§ **Exercise brief**
Look below. Copy each line that has "text" in it.

§ **Input records**

──────────

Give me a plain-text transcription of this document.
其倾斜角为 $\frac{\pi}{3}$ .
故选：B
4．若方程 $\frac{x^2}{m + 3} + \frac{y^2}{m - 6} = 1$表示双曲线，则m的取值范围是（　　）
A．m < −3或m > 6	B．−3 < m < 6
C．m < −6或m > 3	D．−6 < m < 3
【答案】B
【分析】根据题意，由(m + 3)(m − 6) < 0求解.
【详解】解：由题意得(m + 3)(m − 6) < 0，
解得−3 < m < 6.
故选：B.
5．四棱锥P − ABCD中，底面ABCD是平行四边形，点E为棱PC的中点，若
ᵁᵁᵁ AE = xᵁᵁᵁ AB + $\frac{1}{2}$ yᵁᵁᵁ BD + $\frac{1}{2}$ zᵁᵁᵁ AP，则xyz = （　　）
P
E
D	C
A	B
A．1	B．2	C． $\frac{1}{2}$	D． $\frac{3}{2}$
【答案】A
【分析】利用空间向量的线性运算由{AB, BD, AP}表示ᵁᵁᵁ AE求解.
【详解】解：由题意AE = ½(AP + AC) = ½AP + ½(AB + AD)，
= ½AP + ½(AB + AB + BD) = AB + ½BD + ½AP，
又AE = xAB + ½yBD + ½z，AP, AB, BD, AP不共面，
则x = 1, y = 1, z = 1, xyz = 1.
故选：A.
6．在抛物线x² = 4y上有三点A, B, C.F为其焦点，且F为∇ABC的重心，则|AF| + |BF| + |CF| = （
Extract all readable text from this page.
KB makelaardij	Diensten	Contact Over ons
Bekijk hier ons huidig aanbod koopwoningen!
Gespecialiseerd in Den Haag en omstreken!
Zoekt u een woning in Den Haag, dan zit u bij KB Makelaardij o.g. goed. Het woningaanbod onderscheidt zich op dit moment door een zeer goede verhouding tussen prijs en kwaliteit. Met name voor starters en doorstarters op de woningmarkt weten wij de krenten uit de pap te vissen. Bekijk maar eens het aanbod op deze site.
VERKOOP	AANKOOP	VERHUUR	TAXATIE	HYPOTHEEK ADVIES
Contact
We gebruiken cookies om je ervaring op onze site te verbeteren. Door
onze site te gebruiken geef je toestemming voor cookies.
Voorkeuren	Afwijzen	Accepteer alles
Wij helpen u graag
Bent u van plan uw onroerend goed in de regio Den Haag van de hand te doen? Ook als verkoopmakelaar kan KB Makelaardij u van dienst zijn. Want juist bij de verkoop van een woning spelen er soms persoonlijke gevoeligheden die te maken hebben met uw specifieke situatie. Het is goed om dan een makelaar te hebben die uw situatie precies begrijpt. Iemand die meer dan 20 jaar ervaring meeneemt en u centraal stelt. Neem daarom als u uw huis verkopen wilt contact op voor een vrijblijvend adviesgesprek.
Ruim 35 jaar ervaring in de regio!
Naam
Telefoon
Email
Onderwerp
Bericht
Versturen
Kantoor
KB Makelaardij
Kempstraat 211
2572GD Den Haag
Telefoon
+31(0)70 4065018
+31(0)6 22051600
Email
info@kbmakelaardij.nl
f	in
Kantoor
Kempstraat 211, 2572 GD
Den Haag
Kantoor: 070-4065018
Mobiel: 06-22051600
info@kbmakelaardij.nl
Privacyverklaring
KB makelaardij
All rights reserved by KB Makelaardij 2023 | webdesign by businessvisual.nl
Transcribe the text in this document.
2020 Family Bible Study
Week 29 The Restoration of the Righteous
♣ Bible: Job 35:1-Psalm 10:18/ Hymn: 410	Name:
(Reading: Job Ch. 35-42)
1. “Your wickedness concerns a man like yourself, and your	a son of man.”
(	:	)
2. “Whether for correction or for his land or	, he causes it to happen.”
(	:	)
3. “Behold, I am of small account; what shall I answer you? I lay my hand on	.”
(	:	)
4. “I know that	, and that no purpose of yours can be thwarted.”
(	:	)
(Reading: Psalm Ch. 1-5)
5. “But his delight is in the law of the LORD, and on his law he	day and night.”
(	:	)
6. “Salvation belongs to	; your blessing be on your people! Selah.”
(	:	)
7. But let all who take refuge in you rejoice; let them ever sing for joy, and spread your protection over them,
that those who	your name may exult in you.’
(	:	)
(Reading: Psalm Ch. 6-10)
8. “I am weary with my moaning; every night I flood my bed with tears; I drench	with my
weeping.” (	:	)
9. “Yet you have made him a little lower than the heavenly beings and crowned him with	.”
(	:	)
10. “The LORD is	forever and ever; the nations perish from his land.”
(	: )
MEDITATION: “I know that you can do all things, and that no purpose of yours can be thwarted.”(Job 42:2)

──────────

§ **Result below**
Give me a plain-text transcription of this document.
Extract all readable text from this page.
Transcribe the text in this document.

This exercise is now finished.